Exercise description: Write out all the entries word for word, but skip any images.

Extracted records
▼
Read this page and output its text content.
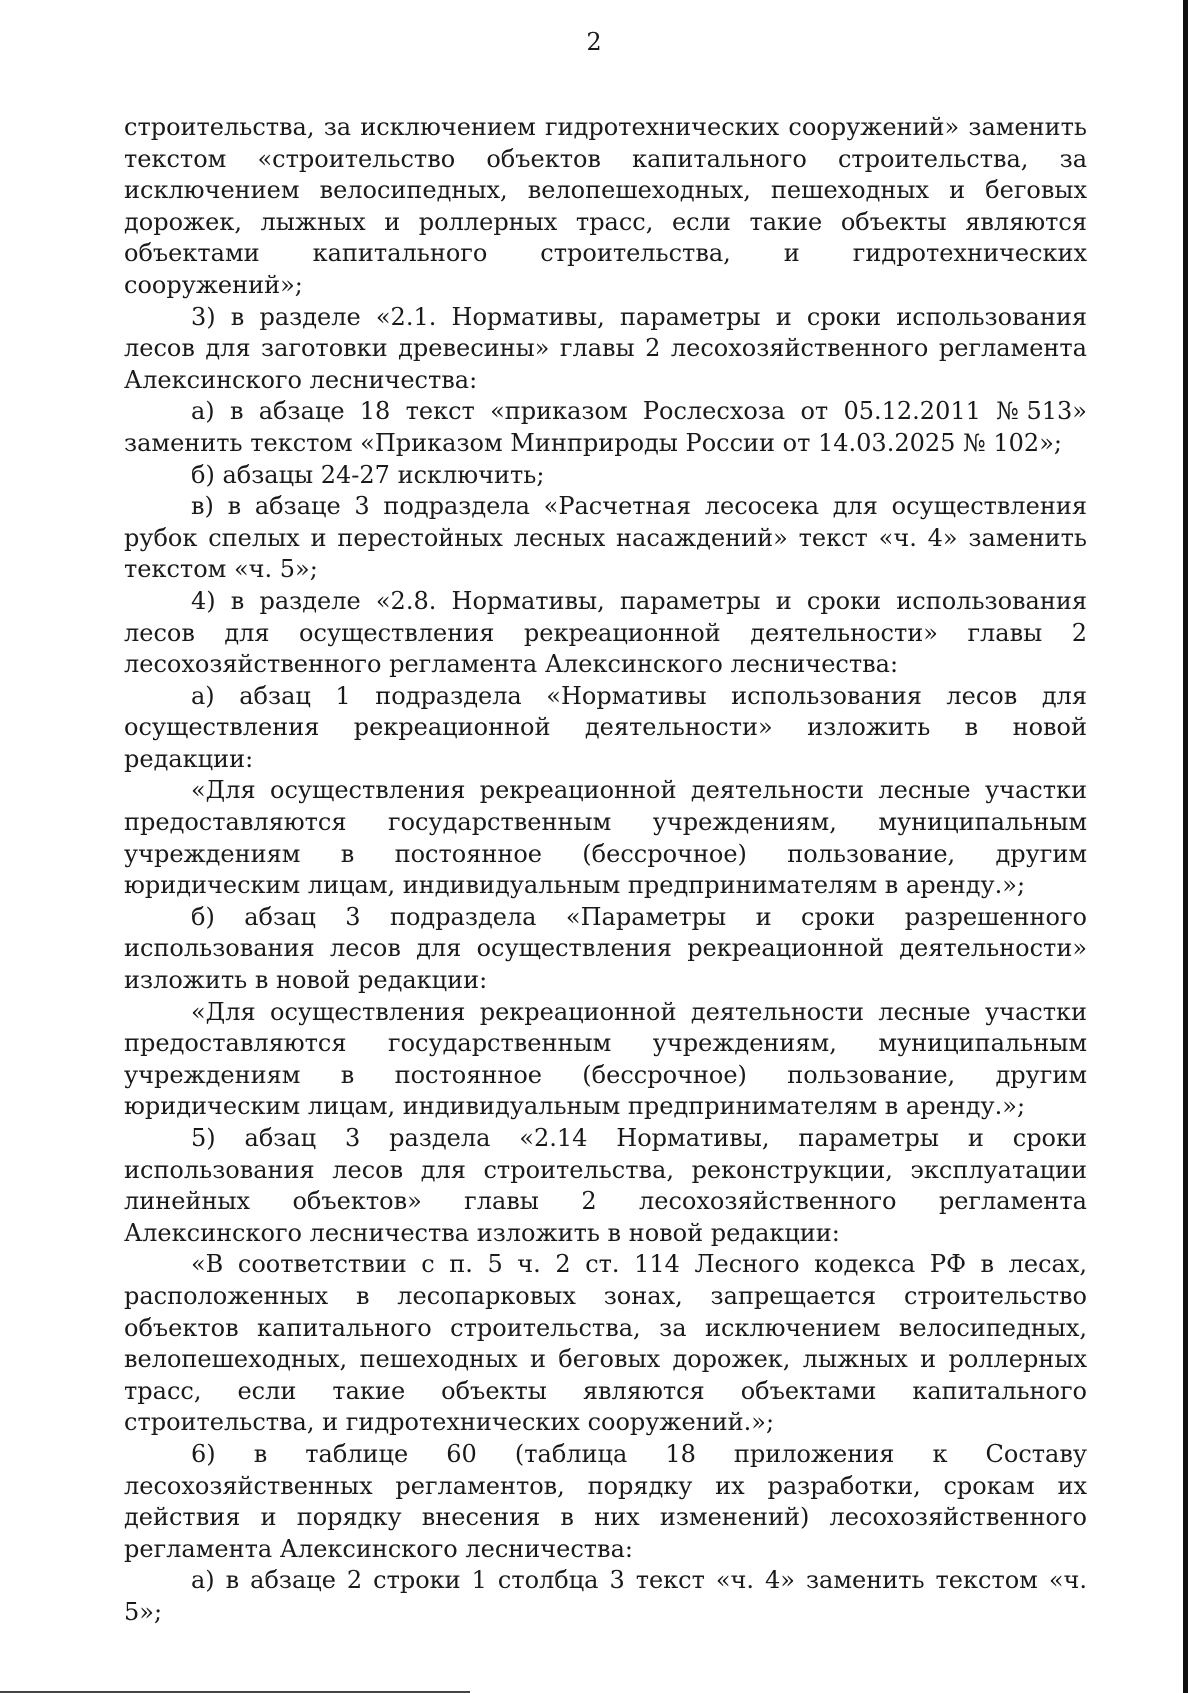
2

строительства, за исключением гидротехнических сооружений» заменить текстом «строительство объектов капитального строительства, за исключением велосипедных, велопешеходных, пешеходных и беговых дорожек, лыжных и роллерных трасс, если такие объекты являются объектами капитального строительства, и гидротехнических сооружений»;

3) в разделе «2.1. Нормативы, параметры и сроки использования лесов для заготовки древесины» главы 2 лесохозяйственного регламента Алексинского лесничества:

а) в абзаце 18 текст «приказом Рослесхоза от 05.12.2011 №513» заменить текстом «Приказом Минприроды России от 14.03.2025 № 102»;

б) абзацы 24-27 исключить;

в) в абзаце 3 подраздела «Расчетная лесосека для осуществления рубок спелых и перестойных лесных насаждений» текст «ч. 4» заменить текстом «ч. 5»;

4) в разделе «2.8. Нормативы, параметры и сроки использования лесов для осуществления рекреационной деятельности» главы 2 лесохозяйственного регламента Алексинского лесничества:

а) абзац 1 подраздела «Нормативы использования лесов для осуществления рекреационной деятельности» изложить в новой редакции:

«Для осуществления рекреационной деятельности лесные участки предоставляются государственным учреждениям, муниципальным учреждениям в постоянное (бессрочное) пользование, другим юридическим лицам, индивидуальным предпринимателям в аренду.»;

б) абзац 3 подраздела «Параметры и сроки разрешенного использования лесов для осуществления рекреационной деятельности» изложить в новой редакции:

«Для осуществления рекреационной деятельности лесные участки предоставляются государственным учреждениям, муниципальным учреждениям в постоянное (бессрочное) пользование, другим юридическим лицам, индивидуальным предпринимателям в аренду.»;

5) абзац 3 раздела «2.14 Нормативы, параметры и сроки использования лесов для строительства, реконструкции, эксплуатации линейных объектов» главы 2 лесохозяйственного регламента Алексинского лесничества изложить в новой редакции:

«В соответствии с п. 5 ч. 2 ст. 114 Лесного кодекса РФ в лесах, расположенных в лесопарковых зонах, запрещается строительство объектов капитального строительства, за исключением велосипедных, велопешеходных, пешеходных и беговых дорожек, лыжных и роллерных трасс, если такие объекты являются объектами капитального строительства, и гидротехнических сооружений.»;

6) в таблице 60 (таблица 18 приложения к Составу лесохозяйственных регламентов, порядку их разработки, срокам их действия и порядку внесения в них изменений) лесохозяйственного регламента Алексинского лесничества:

а) в абзаце 2 строки 1 столбца 3 текст «ч. 4» заменить текстом «ч. 5»;
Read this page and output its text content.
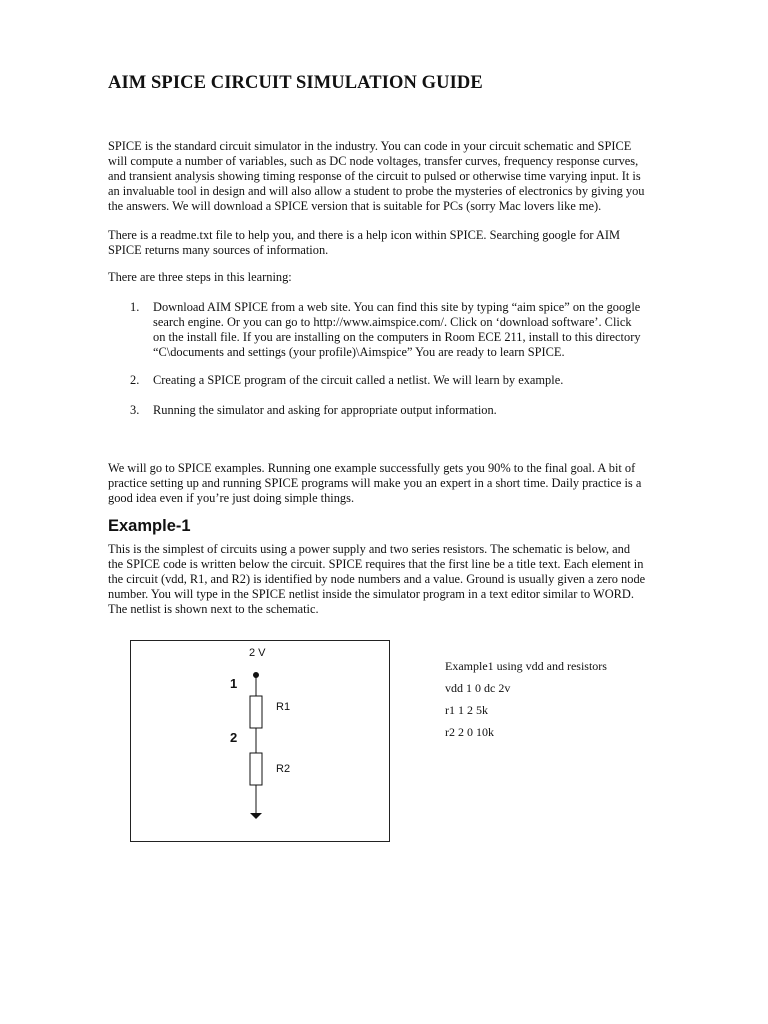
AIM SPICE CIRCUIT SIMULATION GUIDE

SPICE is the standard circuit simulator in the industry. You can code in your circuit schematic and SPICE
will compute a number of variables, such as DC node voltages, transfer curves, frequency response curves,
and transient analysis showing timing response of the circuit to pulsed or otherwise time varying input. It is
an invaluable tool in design and will also allow a student to probe the mysteries of electronics by giving you
the answers. We will download a SPICE version that is suitable for PCs (sorry Mac lovers like me).

There is a readme.txt file to help you, and there is a help icon within SPICE. Searching google for AIM
SPICE returns many sources of information.

There are three steps in this learning:

1.	Download AIM SPICE from a web site. You can find this site by typing “aim spice” on the google
search engine. Or you can go to http://www.aimspice.com/. Click on ‘download software’. Click
on the install file. If you are installing on the computers in Room ECE 211, install to this directory
“C\documents and settings (your profile)\Aimspice” You are ready to learn SPICE.
2.	Creating a SPICE program of the circuit called a netlist. We will learn by example.
3.	Running the simulator and asking for appropriate output information.

We will go to SPICE examples. Running one example successfully gets you 90% to the final goal. A bit of
practice setting up and running SPICE programs will make you an expert in a short time. Daily practice is a
good idea even if you’re just doing simple things.

Example-1

This is the simplest of circuits using a power supply and two series resistors. The schematic is below, and
the SPICE code is written below the circuit. SPICE requires that the first line be a title text. Each element in
the circuit (vdd, R1, and R2) is identified by node numbers and a value. Ground is usually given a zero node
number. You will type in the SPICE netlist inside the simulator program in a text editor similar to WORD.
The netlist is shown next to the schematic.

2 V
1
R1
2
R2
Example1 using vdd and resistors
vdd 1 0 dc 2v
r1 1 2 5k
r2 2 0 10k
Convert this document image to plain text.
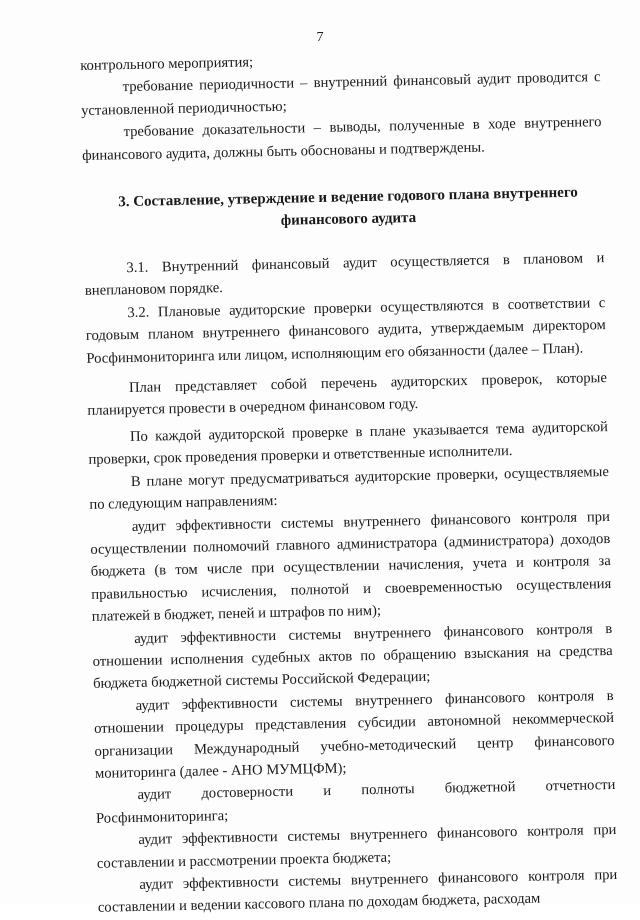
7

контрольного мероприятия;

требование периодичности – внутренний финансовый аудит проводится с установленной периодичностью;

требование доказательности – выводы, полученные в ходе внутреннего финансового аудита, должны быть обоснованы и подтверждены.

3. Составление, утверждение и ведение годового плана внутреннего финансового аудита

3.1. Внутренний финансовый аудит осуществляется в плановом и внеплановом порядке.

3.2. Плановые аудиторские проверки осуществляются в соответствии с годовым планом внутреннего финансового аудита, утверждаемым директором Росфинмониторинга или лицом, исполняющим его обязанности (далее – План).

План представляет собой перечень аудиторских проверок, которые планируется провести в очередном финансовом году.

По каждой аудиторской проверке в плане указывается тема аудиторской проверки, срок проведения проверки и ответственные исполнители.

В плане могут предусматриваться аудиторские проверки, осуществляемые по следующим направлениям:

аудит эффективности системы внутреннего финансового контроля при осуществлении полномочий главного администратора (администратора) доходов бюджета (в том числе при осуществлении начисления, учета и контроля за правильностью исчисления, полнотой и своевременностью осуществления платежей в бюджет, пеней и штрафов по ним);

аудит эффективности системы внутреннего финансового контроля в отношении исполнения судебных актов по обращению взыскания на средства бюджета бюджетной системы Российской Федерации;

аудит эффективности системы внутреннего финансового контроля в отношении процедуры представления субсидии автономной некоммерческой организации Международный учебно-методический центр финансового мониторинга (далее - АНО МУМЦФМ);

аудит достоверности и полноты бюджетной отчетности Росфинмониторинга;

аудит эффективности системы внутреннего финансового контроля при составлении и рассмотрении проекта бюджета;

аудит эффективности системы внутреннего финансового контроля при составлении и ведении кассового плана по доходам бюджета, расходам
▲
Final result:
Read this page and output its text content.
2

строительства, за исключением гидротехнических сооружений» заменить текстом «строительство объектов капитального строительства, за исключением велосипедных, велопешеходных, пешеходных и беговых дорожек, лыжных и роллерных трасс, если такие объекты являются объектами капитального строительства, и гидротехнических сооружений»;

3) в разделе «2.1. Нормативы, параметры и сроки использования лесов для заготовки древесины» главы 2 лесохозяйственного регламента Алексинского лесничества:

а) в абзаце 18 текст «приказом Рослесхоза от 05.12.2011 №513» заменить текстом «Приказом Минприроды России от 14.03.2025 № 102»;

б) абзацы 24-27 исключить;

в) в абзаце 3 подраздела «Расчетная лесосека для осуществления рубок спелых и перестойных лесных насаждений» текст «ч. 4» заменить текстом «ч. 5»;

4) в разделе «2.8. Нормативы, параметры и сроки использования лесов для осуществления рекреационной деятельности» главы 2 лесохозяйственного регламента Алексинского лесничества:

а) абзац 1 подраздела «Нормативы использования лесов для осуществления рекреационной деятельности» изложить в новой редакции:

«Для осуществления рекреационной деятельности лесные участки предоставляются государственным учреждениям, муниципальным учреждениям в постоянное (бессрочное) пользование, другим юридическим лицам, индивидуальным предпринимателям в аренду.»;

б) абзац 3 подраздела «Параметры и сроки разрешенного использования лесов для осуществления рекреационной деятельности» изложить в новой редакции:

«Для осуществления рекреационной деятельности лесные участки предоставляются государственным учреждениям, муниципальным учреждениям в постоянное (бессрочное) пользование, другим юридическим лицам, индивидуальным предпринимателям в аренду.»;

5) абзац 3 раздела «2.14 Нормативы, параметры и сроки использования лесов для строительства, реконструкции, эксплуатации линейных объектов» главы 2 лесохозяйственного регламента Алексинского лесничества изложить в новой редакции:

«В соответствии с п. 5 ч. 2 ст. 114 Лесного кодекса РФ в лесах, расположенных в лесопарковых зонах, запрещается строительство объектов капитального строительства, за исключением велосипедных, велопешеходных, пешеходных и беговых дорожек, лыжных и роллерных трасс, если такие объекты являются объектами капитального строительства, и гидротехнических сооружений.»;

6) в таблице 60 (таблица 18 приложения к Составу лесохозяйственных регламентов, порядку их разработки, срокам их действия и порядку внесения в них изменений) лесохозяйственного регламента Алексинского лесничества:

а) в абзаце 2 строки 1 столбца 3 текст «ч. 4» заменить текстом «ч. 5»;
Read this page and output its text content.
AIM SPICE CIRCUIT SIMULATION GUIDE

SPICE is the standard circuit simulator in the industry. You can code in your circuit schematic and SPICE
will compute a number of variables, such as DC node voltages, transfer curves, frequency response curves,
and transient analysis showing timing response of the circuit to pulsed or otherwise time varying input. It is
an invaluable tool in design and will also allow a student to probe the mysteries of electronics by giving you
the answers. We will download a SPICE version that is suitable for PCs (sorry Mac lovers like me).

There is a readme.txt file to help you, and there is a help icon within SPICE. Searching google for AIM
SPICE returns many sources of information.

There are three steps in this learning:

1.	Download AIM SPICE from a web site. You can find this site by typing “aim spice” on the google
search engine. Or you can go to http://www.aimspice.com/. Click on ‘download software’. Click
on the install file. If you are installing on the computers in Room ECE 211, install to this directory
“C\documents and settings (your profile)\Aimspice” You are ready to learn SPICE.
2.	Creating a SPICE program of the circuit called a netlist. We will learn by example.
3.	Running the simulator and asking for appropriate output information.

We will go to SPICE examples. Running one example successfully gets you 90% to the final goal. A bit of
practice setting up and running SPICE programs will make you an expert in a short time. Daily practice is a
good idea even if you’re just doing simple things.

Example-1

This is the simplest of circuits using a power supply and two series resistors. The schematic is below, and
the SPICE code is written below the circuit. SPICE requires that the first line be a title text. Each element in
the circuit (vdd, R1, and R2) is identified by node numbers and a value. Ground is usually given a zero node
number. You will type in the SPICE netlist inside the simulator program in a text editor similar to WORD.
The netlist is shown next to the schematic.

2 V
1
R1
2
R2
Example1 using vdd and resistors
vdd 1 0 dc 2v
r1 1 2 5k
r2 2 0 10k
Convert this document image to plain text.
7

контрольного мероприятия;

требование периодичности – внутренний финансовый аудит проводится с установленной периодичностью;

требование доказательности – выводы, полученные в ходе внутреннего финансового аудита, должны быть обоснованы и подтверждены.

3. Составление, утверждение и ведение годового плана внутреннего финансового аудита

3.1. Внутренний финансовый аудит осуществляется в плановом и внеплановом порядке.

3.2. Плановые аудиторские проверки осуществляются в соответствии с годовым планом внутреннего финансового аудита, утверждаемым директором Росфинмониторинга или лицом, исполняющим его обязанности (далее – План).

План представляет собой перечень аудиторских проверок, которые планируется провести в очередном финансовом году.

По каждой аудиторской проверке в плане указывается тема аудиторской проверки, срок проведения проверки и ответственные исполнители.

В плане могут предусматриваться аудиторские проверки, осуществляемые по следующим направлениям:

аудит эффективности системы внутреннего финансового контроля при осуществлении полномочий главного администратора (администратора) доходов бюджета (в том числе при осуществлении начисления, учета и контроля за правильностью исчисления, полнотой и своевременностью осуществления платежей в бюджет, пеней и штрафов по ним);

аудит эффективности системы внутреннего финансового контроля в отношении исполнения судебных актов по обращению взыскания на средства бюджета бюджетной системы Российской Федерации;

аудит эффективности системы внутреннего финансового контроля в отношении процедуры представления субсидии автономной некоммерческой организации Международный учебно-методический центр финансового мониторинга (далее - АНО МУМЦФМ);

аудит достоверности и полноты бюджетной отчетности Росфинмониторинга;

аудит эффективности системы внутреннего финансового контроля при составлении и рассмотрении проекта бюджета;

аудит эффективности системы внутреннего финансового контроля при составлении и ведении кассового плана по доходам бюджета, расходам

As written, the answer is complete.